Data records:
+++

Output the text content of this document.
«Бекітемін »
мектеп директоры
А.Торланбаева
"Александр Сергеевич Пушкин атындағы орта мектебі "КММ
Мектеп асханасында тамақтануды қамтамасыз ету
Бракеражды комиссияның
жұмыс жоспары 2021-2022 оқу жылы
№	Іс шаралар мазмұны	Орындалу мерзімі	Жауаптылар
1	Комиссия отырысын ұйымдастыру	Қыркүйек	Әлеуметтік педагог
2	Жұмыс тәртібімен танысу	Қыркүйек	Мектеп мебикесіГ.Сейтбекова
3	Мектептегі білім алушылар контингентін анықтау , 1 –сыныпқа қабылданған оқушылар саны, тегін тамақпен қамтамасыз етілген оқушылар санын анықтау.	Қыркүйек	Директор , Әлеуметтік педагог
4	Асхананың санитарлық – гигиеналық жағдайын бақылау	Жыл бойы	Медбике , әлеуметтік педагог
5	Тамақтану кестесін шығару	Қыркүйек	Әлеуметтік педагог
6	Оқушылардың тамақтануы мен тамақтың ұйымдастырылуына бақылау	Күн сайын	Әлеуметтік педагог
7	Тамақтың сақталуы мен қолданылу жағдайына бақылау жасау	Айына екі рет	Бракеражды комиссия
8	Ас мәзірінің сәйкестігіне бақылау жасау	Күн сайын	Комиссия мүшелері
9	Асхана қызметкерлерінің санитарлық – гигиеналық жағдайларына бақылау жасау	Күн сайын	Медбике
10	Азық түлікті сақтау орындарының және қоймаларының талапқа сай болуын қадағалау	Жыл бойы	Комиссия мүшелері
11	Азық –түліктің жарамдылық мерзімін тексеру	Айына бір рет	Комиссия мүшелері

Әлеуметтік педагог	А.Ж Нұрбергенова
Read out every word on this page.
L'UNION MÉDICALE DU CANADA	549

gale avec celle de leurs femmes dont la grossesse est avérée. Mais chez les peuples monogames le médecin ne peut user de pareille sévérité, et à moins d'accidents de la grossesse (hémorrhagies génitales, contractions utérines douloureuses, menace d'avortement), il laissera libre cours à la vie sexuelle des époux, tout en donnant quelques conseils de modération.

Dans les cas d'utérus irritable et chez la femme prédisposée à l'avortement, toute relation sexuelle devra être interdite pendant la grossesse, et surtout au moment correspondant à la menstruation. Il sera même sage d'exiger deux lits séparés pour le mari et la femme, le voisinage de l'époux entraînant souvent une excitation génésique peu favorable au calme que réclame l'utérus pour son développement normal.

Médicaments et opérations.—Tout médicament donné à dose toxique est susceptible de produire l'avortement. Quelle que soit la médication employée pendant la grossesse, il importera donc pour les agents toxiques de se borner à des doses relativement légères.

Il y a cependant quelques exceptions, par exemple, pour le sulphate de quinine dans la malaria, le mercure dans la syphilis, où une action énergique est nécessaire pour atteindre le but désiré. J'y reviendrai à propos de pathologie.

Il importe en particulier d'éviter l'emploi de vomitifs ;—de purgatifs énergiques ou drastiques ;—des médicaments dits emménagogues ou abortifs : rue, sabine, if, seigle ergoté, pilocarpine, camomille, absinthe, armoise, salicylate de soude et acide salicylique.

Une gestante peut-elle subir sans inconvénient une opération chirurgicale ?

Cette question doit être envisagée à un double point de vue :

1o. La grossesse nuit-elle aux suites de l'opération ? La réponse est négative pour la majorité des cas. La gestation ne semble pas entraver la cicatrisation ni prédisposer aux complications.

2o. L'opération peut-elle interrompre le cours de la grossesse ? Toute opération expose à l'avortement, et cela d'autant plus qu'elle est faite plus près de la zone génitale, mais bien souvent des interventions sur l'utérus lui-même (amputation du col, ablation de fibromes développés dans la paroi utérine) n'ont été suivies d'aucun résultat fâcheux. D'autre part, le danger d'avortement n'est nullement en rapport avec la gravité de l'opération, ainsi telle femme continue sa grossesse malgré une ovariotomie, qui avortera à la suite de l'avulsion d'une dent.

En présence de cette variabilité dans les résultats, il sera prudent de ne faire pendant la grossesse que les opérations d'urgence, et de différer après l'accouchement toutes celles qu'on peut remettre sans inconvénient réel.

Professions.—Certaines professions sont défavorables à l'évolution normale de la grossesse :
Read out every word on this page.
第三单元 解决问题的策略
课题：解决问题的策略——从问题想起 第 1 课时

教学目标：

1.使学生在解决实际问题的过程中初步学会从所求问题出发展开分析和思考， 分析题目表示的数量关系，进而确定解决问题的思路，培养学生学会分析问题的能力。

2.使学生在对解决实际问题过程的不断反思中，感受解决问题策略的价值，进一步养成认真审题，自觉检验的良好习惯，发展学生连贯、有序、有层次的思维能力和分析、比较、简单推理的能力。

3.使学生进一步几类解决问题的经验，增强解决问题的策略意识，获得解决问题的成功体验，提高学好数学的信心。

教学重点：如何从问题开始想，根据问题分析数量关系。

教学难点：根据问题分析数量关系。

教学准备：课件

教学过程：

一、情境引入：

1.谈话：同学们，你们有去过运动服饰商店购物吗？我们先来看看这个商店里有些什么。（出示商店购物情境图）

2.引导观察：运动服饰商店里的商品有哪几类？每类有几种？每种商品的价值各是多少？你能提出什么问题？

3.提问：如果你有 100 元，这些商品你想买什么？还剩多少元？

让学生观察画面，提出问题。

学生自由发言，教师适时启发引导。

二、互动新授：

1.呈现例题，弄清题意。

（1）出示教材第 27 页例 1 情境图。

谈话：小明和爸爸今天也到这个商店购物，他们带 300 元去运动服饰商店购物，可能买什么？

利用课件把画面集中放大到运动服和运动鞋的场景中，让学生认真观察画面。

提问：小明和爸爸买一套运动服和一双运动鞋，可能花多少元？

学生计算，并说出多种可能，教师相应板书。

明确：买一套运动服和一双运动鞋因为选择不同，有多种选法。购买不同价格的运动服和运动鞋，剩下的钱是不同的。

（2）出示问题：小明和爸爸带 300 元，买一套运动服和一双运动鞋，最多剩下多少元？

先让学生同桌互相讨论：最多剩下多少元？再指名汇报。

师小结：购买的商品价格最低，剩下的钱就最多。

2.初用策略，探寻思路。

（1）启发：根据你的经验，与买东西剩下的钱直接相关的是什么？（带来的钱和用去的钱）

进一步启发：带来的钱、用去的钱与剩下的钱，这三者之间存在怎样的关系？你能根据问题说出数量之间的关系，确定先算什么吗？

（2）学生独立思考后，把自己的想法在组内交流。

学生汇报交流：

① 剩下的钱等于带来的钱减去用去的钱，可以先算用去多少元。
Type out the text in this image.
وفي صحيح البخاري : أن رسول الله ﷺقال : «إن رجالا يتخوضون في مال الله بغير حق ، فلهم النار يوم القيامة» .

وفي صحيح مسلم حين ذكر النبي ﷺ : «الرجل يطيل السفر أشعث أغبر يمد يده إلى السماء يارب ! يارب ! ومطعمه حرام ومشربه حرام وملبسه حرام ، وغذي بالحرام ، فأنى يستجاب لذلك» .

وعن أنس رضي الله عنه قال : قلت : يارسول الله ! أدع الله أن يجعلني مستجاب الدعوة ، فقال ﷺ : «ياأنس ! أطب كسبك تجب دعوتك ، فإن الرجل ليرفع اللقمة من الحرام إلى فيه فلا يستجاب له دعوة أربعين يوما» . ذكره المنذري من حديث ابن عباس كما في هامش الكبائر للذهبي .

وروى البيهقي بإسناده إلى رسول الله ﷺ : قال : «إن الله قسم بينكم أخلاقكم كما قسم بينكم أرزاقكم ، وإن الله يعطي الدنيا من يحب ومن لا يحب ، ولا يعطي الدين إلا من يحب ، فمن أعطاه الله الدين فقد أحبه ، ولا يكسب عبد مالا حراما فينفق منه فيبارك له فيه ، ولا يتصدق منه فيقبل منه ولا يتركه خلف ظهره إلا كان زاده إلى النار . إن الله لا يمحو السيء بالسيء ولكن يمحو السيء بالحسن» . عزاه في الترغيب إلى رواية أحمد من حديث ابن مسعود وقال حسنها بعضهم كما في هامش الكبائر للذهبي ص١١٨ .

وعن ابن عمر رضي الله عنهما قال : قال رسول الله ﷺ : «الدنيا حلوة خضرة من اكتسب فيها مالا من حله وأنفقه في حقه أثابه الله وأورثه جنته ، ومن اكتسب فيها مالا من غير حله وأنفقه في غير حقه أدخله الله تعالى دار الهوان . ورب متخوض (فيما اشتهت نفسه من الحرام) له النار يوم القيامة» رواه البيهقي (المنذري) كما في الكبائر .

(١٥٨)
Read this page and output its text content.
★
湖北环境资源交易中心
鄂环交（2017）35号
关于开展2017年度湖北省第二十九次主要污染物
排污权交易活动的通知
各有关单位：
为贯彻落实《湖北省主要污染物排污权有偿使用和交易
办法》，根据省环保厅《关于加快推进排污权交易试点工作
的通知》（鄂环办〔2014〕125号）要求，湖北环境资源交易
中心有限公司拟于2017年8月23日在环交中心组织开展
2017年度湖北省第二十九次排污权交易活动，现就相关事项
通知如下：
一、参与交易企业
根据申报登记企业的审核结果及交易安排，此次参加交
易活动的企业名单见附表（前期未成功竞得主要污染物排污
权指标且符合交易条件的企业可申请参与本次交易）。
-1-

+++

Count the lines in the entries above that include the string "الكبائر", then give only that figure.

3